Direction:
Lines containing the word "changes" should be extracted in full.

Information supplied:
########

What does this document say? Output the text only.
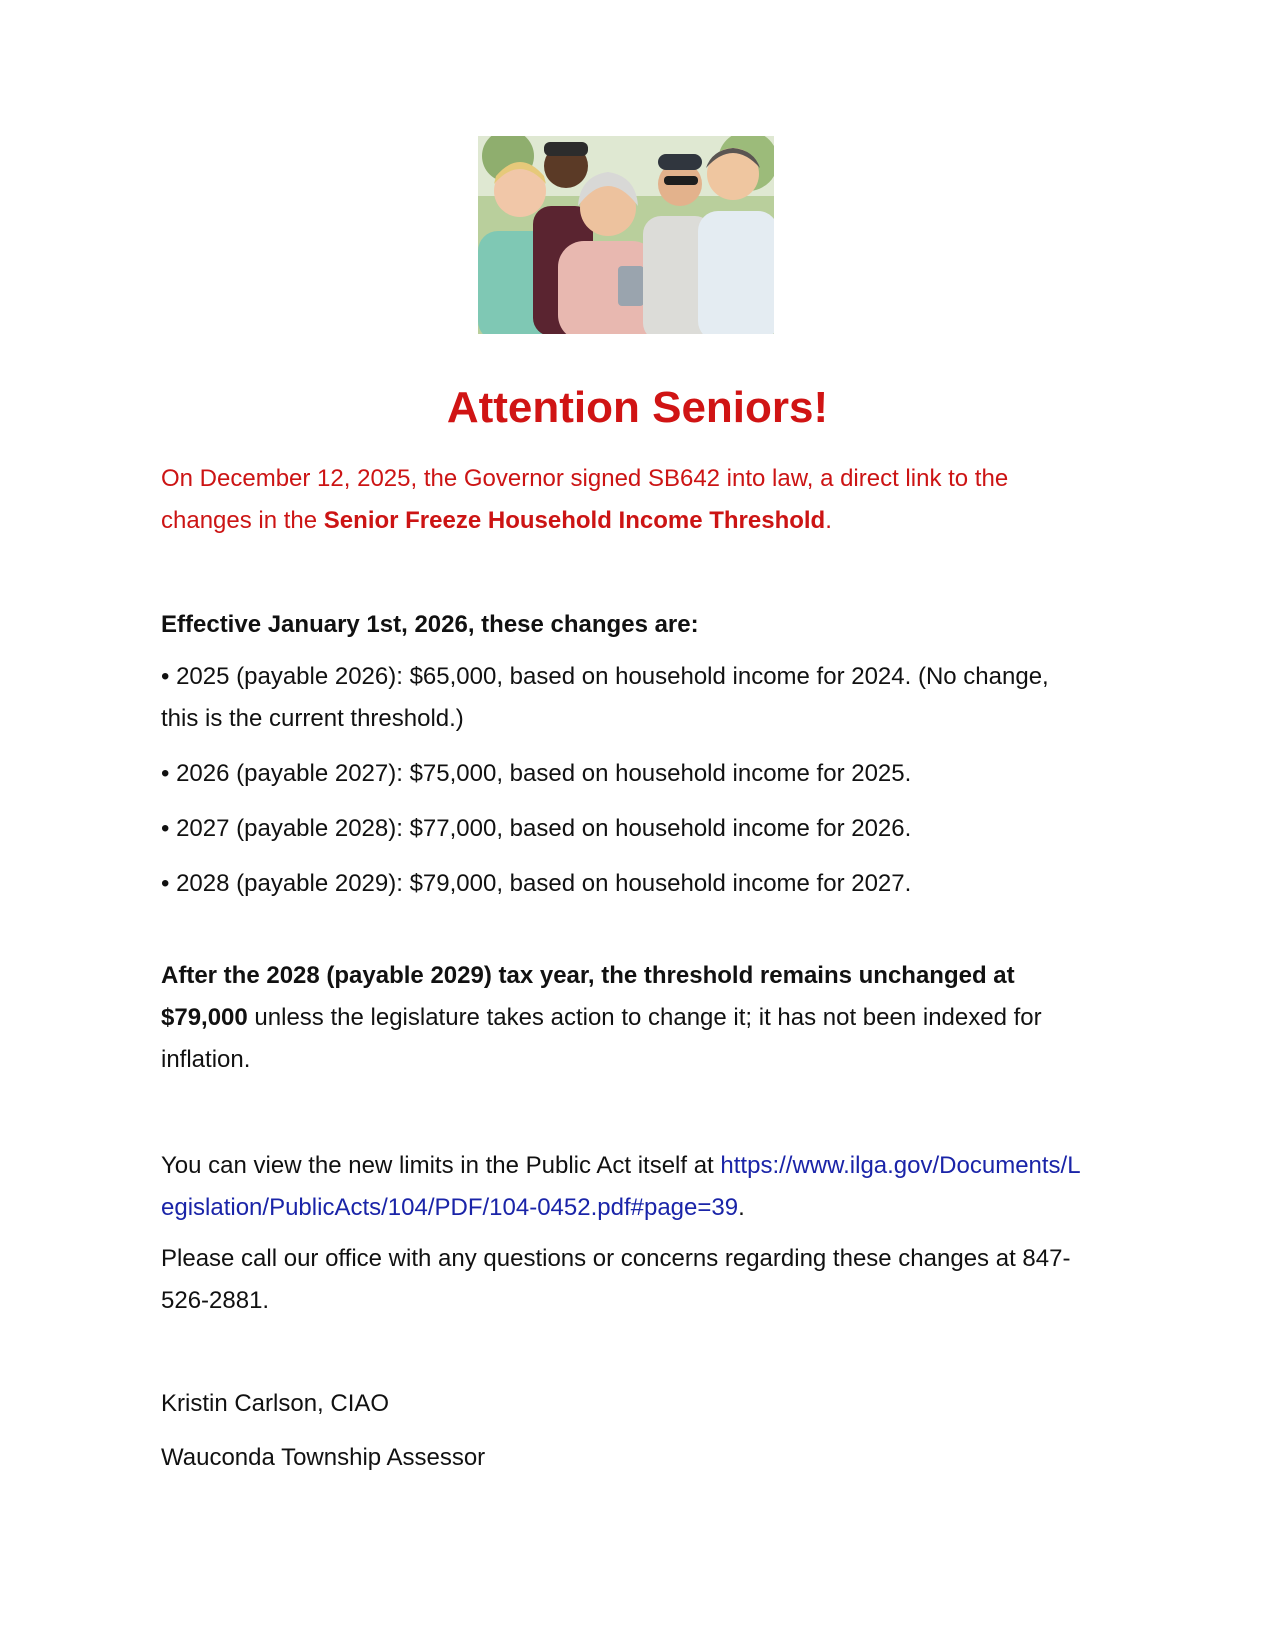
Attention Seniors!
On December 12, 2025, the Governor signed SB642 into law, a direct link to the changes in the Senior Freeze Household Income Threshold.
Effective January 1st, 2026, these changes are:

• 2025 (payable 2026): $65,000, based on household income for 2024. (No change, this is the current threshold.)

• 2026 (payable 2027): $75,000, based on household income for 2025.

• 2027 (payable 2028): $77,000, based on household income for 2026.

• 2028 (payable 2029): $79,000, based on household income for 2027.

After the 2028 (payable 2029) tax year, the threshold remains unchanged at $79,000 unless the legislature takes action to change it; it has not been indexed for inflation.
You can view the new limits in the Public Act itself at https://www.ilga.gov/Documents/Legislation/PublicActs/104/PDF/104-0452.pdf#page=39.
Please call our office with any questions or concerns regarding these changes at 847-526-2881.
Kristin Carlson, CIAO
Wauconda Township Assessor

########

Result for this exercise:
On December 12, 2025, the Governor signed SB642 into law, a direct link to the changes in the Senior Freeze Household Income Threshold.
Effective January 1st, 2026, these changes are:
Please call our office with any questions or concerns regarding these changes at 847-526-2881.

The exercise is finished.